▸ **Task objective**:
Print every entry exactly as written.

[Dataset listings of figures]
* * * *
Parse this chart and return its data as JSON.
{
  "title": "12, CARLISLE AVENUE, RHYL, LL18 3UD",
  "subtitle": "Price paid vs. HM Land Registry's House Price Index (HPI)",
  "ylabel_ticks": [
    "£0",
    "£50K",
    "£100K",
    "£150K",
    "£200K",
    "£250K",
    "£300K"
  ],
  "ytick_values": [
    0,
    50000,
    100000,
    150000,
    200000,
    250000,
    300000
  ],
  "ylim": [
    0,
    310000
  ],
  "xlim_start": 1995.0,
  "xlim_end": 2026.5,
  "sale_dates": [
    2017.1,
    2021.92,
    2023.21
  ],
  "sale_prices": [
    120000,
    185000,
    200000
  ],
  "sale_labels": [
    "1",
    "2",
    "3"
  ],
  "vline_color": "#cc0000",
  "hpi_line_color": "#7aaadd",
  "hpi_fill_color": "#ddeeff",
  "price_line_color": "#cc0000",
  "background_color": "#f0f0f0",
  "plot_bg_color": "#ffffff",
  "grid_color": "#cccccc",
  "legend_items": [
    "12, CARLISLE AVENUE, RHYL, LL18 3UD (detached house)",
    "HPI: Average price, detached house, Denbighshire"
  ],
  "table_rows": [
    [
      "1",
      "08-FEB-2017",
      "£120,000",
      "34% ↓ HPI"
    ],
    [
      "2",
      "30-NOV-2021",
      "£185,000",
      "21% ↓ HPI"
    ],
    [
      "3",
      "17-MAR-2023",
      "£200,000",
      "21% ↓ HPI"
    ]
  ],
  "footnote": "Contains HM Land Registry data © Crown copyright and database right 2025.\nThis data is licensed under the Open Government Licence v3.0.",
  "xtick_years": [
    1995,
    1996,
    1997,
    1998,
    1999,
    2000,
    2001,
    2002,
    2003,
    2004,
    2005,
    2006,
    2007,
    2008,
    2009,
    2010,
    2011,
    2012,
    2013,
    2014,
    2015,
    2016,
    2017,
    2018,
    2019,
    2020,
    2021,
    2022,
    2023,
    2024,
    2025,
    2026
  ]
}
* * * *
▸ **Answer for the task**:
Parse this chart and return its data as JSON.
{
  "title": "12, CARLISLE AVENUE, RHYL, LL18 3UD",
  "subtitle": "Price paid vs. HM Land Registry's House Price Index (HPI)",
  "ylabel_ticks": [
    "£0",
    "£50K",
    "£100K",
    "£150K",
    "£200K",
    "£250K",
    "£300K"
  ],
  "ytick_values": [
    0,
    50000,
    100000,
    150000,
    200000,
    250000,
    300000
  ],
  "ylim": [
    0,
    310000
  ],
  "xlim_start": 1995.0,
  "xlim_end": 2026.5,
  "sale_dates": [
    2017.1,
    2021.92,
    2023.21
  ],
  "sale_prices": [
    120000,
    185000,
    200000
  ],
  "sale_labels": [
    "1",
    "2",
    "3"
  ],
  "vline_color": "#cc0000",
  "hpi_line_color": "#7aaadd",
  "hpi_fill_color": "#ddeeff",
  "price_line_color": "#cc0000",
  "background_color": "#f0f0f0",
  "plot_bg_color": "#ffffff",
  "grid_color": "#cccccc",
  "legend_items": [
    "12, CARLISLE AVENUE, RHYL, LL18 3UD (detached house)",
    "HPI: Average price, detached house, Denbighshire"
  ],
  "table_rows": [
    [
      "1",
      "08-FEB-2017",
      "£120,000",
      "34% ↓ HPI"
    ],
    [
      "2",
      "30-NOV-2021",
      "£185,000",
      "21% ↓ HPI"
    ],
    [
      "3",
      "17-MAR-2023",
      "£200,000",
      "21% ↓ HPI"
    ]
  ],
  "footnote": "Contains HM Land Registry data © Crown copyright and database right 2025.\nThis data is licensed under the Open Government Licence v3.0.",
  "xtick_years": [
    1995,
    1996,
    1997,
    1998,
    1999,
    2000,
    2001,
    2002,
    2003,
    2004,
    2005,
    2006,
    2007,
    2008,
    2009,
    2010,
    2011,
    2012,
    2013,
    2014,
    2015,
    2016,
    2017,
    2018,
    2019,
    2020,
    2021,
    2022,
    2023,
    2024,
    2025,
    2026
  ]
}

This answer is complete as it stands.